**Prompt**
Please copy every line of the records below that holds the word "мероприятий".

[Dataset items]
━━━━━━━━━━
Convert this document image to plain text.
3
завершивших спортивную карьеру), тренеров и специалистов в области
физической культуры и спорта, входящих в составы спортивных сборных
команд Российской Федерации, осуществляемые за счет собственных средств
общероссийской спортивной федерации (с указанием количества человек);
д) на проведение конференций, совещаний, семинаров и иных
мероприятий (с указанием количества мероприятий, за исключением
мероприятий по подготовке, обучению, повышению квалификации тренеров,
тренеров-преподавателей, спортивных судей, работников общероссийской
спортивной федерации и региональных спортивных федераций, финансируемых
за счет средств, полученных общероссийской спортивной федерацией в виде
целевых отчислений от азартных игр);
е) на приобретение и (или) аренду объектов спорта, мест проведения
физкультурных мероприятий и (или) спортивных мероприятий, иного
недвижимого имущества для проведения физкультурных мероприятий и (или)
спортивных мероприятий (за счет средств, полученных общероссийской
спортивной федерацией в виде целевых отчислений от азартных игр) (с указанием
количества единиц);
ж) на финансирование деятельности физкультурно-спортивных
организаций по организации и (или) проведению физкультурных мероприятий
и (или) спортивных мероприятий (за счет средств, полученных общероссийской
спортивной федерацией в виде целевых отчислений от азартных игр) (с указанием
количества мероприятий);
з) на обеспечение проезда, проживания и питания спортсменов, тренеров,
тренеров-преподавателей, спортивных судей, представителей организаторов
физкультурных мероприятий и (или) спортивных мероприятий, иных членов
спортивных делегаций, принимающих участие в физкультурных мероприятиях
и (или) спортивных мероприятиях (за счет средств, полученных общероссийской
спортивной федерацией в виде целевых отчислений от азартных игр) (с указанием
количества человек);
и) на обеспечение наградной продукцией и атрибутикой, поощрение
━━━━━━━━━━
**Exercise solution**
мероприятий (с указанием количества мероприятий, за исключением
мероприятий по подготовке, обучению, повышению квалификации тренеров,
физкультурных мероприятий и (или) спортивных мероприятий, иного
недвижимого имущества для проведения физкультурных мероприятий и (или)
спортивных мероприятий (за счет средств, полученных общероссийской
организаций по организации и (или) проведению физкультурных мероприятий
и (или) спортивных мероприятий (за счет средств, полученных общероссийской
количества мероприятий);
физкультурных мероприятий и (или) спортивных мероприятий, иных членов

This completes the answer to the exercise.